* _THE TASK_
Every entry below should be transcribed exactly; pictures stay out of the copy.

* _SUPPLIED RECORDS_
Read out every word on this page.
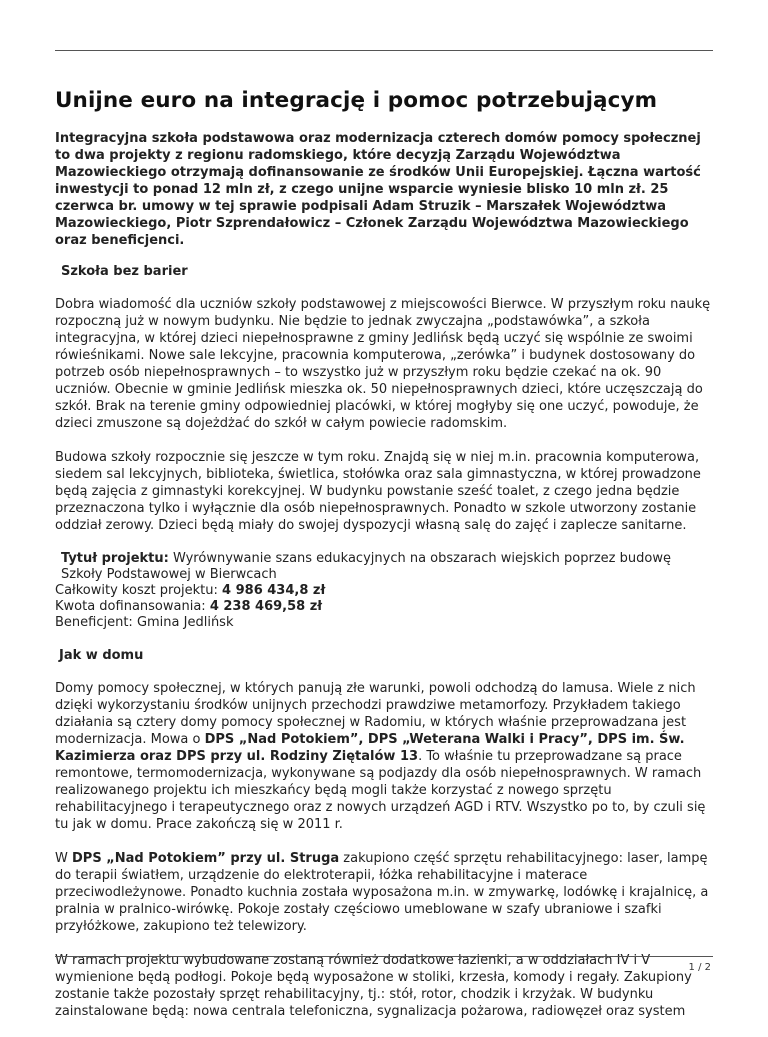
Unijne euro na integrację i pomoc potrzebującym

Integracyjna szkoła podstawowa oraz modernizacja czterech domów pomocy społecznej to dwa projekty z regionu radomskiego, które decyzją Zarządu Województwa Mazowieckiego otrzymają dofinansowanie ze środków Unii Europejskiej. Łączna wartość inwestycji to ponad 12 mln zł, z czego unijne wsparcie wyniesie blisko 10 mln zł. 25 czerwca br. umowy w tej sprawie podpisali Adam Struzik – Marszałek Województwa Mazowieckiego, Piotr Szprendałowicz – Członek Zarządu Województwa Mazowieckiego oraz beneficjenci.

Szkoła bez barier

Dobra wiadomość dla uczniów szkoły podstawowej z miejscowości Bierwce. W przyszłym roku naukę rozpoczną już w nowym budynku. Nie będzie to jednak zwyczajna „podstawówka”, a szkoła integracyjna, w której dzieci niepełnosprawne z gminy Jedlińsk będą uczyć się wspólnie ze swoimi rówieśnikami. Nowe sale lekcyjne, pracownia komputerowa, „zerówka” i budynek dostosowany do potrzeb osób niepełnosprawnych – to wszystko już w przyszłym roku będzie czekać na ok. 90 uczniów. Obecnie w gminie Jedlińsk mieszka ok. 50 niepełnosprawnych dzieci, które uczęszczają do szkół. Brak na terenie gminy odpowiedniej placówki, w której mogłyby się one uczyć, powoduje, że dzieci zmuszone są dojeżdżać do szkół w całym powiecie radomskim.

Budowa szkoły rozpocznie się jeszcze w tym roku. Znajdą się w niej m.in. pracownia komputerowa, siedem sal lekcyjnych, biblioteka, świetlica, stołówka oraz sala gimnastyczna, w której prowadzone będą zajęcia z gimnastyki korekcyjnej. W budynku powstanie sześć toalet, z czego jedna będzie przeznaczona tylko i wyłącznie dla osób niepełnosprawnych. Ponadto w szkole utworzony zostanie oddział zerowy. Dzieci będą miały do swojej dyspozycji własną salę do zajęć i zaplecze sanitarne.

Tytuł projektu: Wyrównywanie szans edukacyjnych na obszarach wiejskich poprzez budowę Szkoły Podstawowej w Bierwcach
Całkowity koszt projektu: 4 986 434,8 zł
Kwota dofinansowania: 4 238 469,58 zł
Beneficjent: Gmina Jedlińsk
Jak w domu

Domy pomocy społecznej, w których panują złe warunki, powoli odchodzą do lamusa. Wiele z nich dzięki wykorzystaniu środków unijnych przechodzi prawdziwe metamorfozy. Przykładem takiego działania są cztery domy pomocy społecznej w Radomiu, w których właśnie przeprowadzana jest modernizacja. Mowa o DPS „Nad Potokiem”, DPS „Weterana Walki i Pracy”, DPS im. Św. Kazimierza oraz DPS przy ul. Rodziny Ziętalów 13. To właśnie tu przeprowadzane są prace remontowe, termomodernizacja, wykonywane są podjazdy dla osób niepełnosprawnych. W ramach realizowanego projektu ich mieszkańcy będą mogli także korzystać z nowego sprzętu rehabilitacyjnego i terapeutycznego oraz z nowych urządzeń AGD i RTV. Wszystko po to, by czuli się tu jak w domu. Prace zakończą się w 2011 r.

W DPS „Nad Potokiem” przy ul. Struga zakupiono część sprzętu rehabilitacyjnego: laser, lampę do terapii światłem, urządzenie do elektroterapii, łóżka rehabilitacyjne i materace przeciwodleżynowe. Ponadto kuchnia została wyposażona m.in. w zmywarkę, lodówkę i krajalnicę, a pralnia w pralnico-wirówkę. Pokoje zostały częściowo umeblowane w szafy ubraniowe i szafki przyłóżkowe, zakupiono też telewizory.

W ramach projektu wybudowane zostaną również dodatkowe łazienki, a w oddziałach IV i V wymienione będą podłogi. Pokoje będą wyposażone w stoliki, krzesła, komody i regały. Zakupiony zostanie także pozostały sprzęt rehabilitacyjny, tj.: stół, rotor, chodzik i krzyżak. W budynku zainstalowane będą: nowa centrala telefoniczna, sygnalizacja pożarowa, radiowęzeł oraz system

1 / 2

* _SOLUTION TO THIS EXERCISE_
Read out every word on this page.
Unijne euro na integrację i pomoc potrzebującym

Integracyjna szkoła podstawowa oraz modernizacja czterech domów pomocy społecznej to dwa projekty z regionu radomskiego, które decyzją Zarządu Województwa Mazowieckiego otrzymają dofinansowanie ze środków Unii Europejskiej. Łączna wartość inwestycji to ponad 12 mln zł, z czego unijne wsparcie wyniesie blisko 10 mln zł. 25 czerwca br. umowy w tej sprawie podpisali Adam Struzik – Marszałek Województwa Mazowieckiego, Piotr Szprendałowicz – Członek Zarządu Województwa Mazowieckiego oraz beneficjenci.

Szkoła bez barier

Dobra wiadomość dla uczniów szkoły podstawowej z miejscowości Bierwce. W przyszłym roku naukę rozpoczną już w nowym budynku. Nie będzie to jednak zwyczajna „podstawówka”, a szkoła integracyjna, w której dzieci niepełnosprawne z gminy Jedlińsk będą uczyć się wspólnie ze swoimi rówieśnikami. Nowe sale lekcyjne, pracownia komputerowa, „zerówka” i budynek dostosowany do potrzeb osób niepełnosprawnych – to wszystko już w przyszłym roku będzie czekać na ok. 90 uczniów. Obecnie w gminie Jedlińsk mieszka ok. 50 niepełnosprawnych dzieci, które uczęszczają do szkół. Brak na terenie gminy odpowiedniej placówki, w której mogłyby się one uczyć, powoduje, że dzieci zmuszone są dojeżdżać do szkół w całym powiecie radomskim.

Budowa szkoły rozpocznie się jeszcze w tym roku. Znajdą się w niej m.in. pracownia komputerowa, siedem sal lekcyjnych, biblioteka, świetlica, stołówka oraz sala gimnastyczna, w której prowadzone będą zajęcia z gimnastyki korekcyjnej. W budynku powstanie sześć toalet, z czego jedna będzie przeznaczona tylko i wyłącznie dla osób niepełnosprawnych. Ponadto w szkole utworzony zostanie oddział zerowy. Dzieci będą miały do swojej dyspozycji własną salę do zajęć i zaplecze sanitarne.

Tytuł projektu: Wyrównywanie szans edukacyjnych na obszarach wiejskich poprzez budowę Szkoły Podstawowej w Bierwcach
Całkowity koszt projektu: 4 986 434,8 zł
Kwota dofinansowania: 4 238 469,58 zł
Beneficjent: Gmina Jedlińsk
Jak w domu

Domy pomocy społecznej, w których panują złe warunki, powoli odchodzą do lamusa. Wiele z nich dzięki wykorzystaniu środków unijnych przechodzi prawdziwe metamorfozy. Przykładem takiego działania są cztery domy pomocy społecznej w Radomiu, w których właśnie przeprowadzana jest modernizacja. Mowa o DPS „Nad Potokiem”, DPS „Weterana Walki i Pracy”, DPS im. Św. Kazimierza oraz DPS przy ul. Rodziny Ziętalów 13. To właśnie tu przeprowadzane są prace remontowe, termomodernizacja, wykonywane są podjazdy dla osób niepełnosprawnych. W ramach realizowanego projektu ich mieszkańcy będą mogli także korzystać z nowego sprzętu rehabilitacyjnego i terapeutycznego oraz z nowych urządzeń AGD i RTV. Wszystko po to, by czuli się tu jak w domu. Prace zakończą się w 2011 r.

W DPS „Nad Potokiem” przy ul. Struga zakupiono część sprzętu rehabilitacyjnego: laser, lampę do terapii światłem, urządzenie do elektroterapii, łóżka rehabilitacyjne i materace przeciwodleżynowe. Ponadto kuchnia została wyposażona m.in. w zmywarkę, lodówkę i krajalnicę, a pralnia w pralnico-wirówkę. Pokoje zostały częściowo umeblowane w szafy ubraniowe i szafki przyłóżkowe, zakupiono też telewizory.

W ramach projektu wybudowane zostaną również dodatkowe łazienki, a w oddziałach IV i V wymienione będą podłogi. Pokoje będą wyposażone w stoliki, krzesła, komody i regały. Zakupiony zostanie także pozostały sprzęt rehabilitacyjny, tj.: stół, rotor, chodzik i krzyżak. W budynku zainstalowane będą: nowa centrala telefoniczna, sygnalizacja pożarowa, radiowęzeł oraz system

1 / 2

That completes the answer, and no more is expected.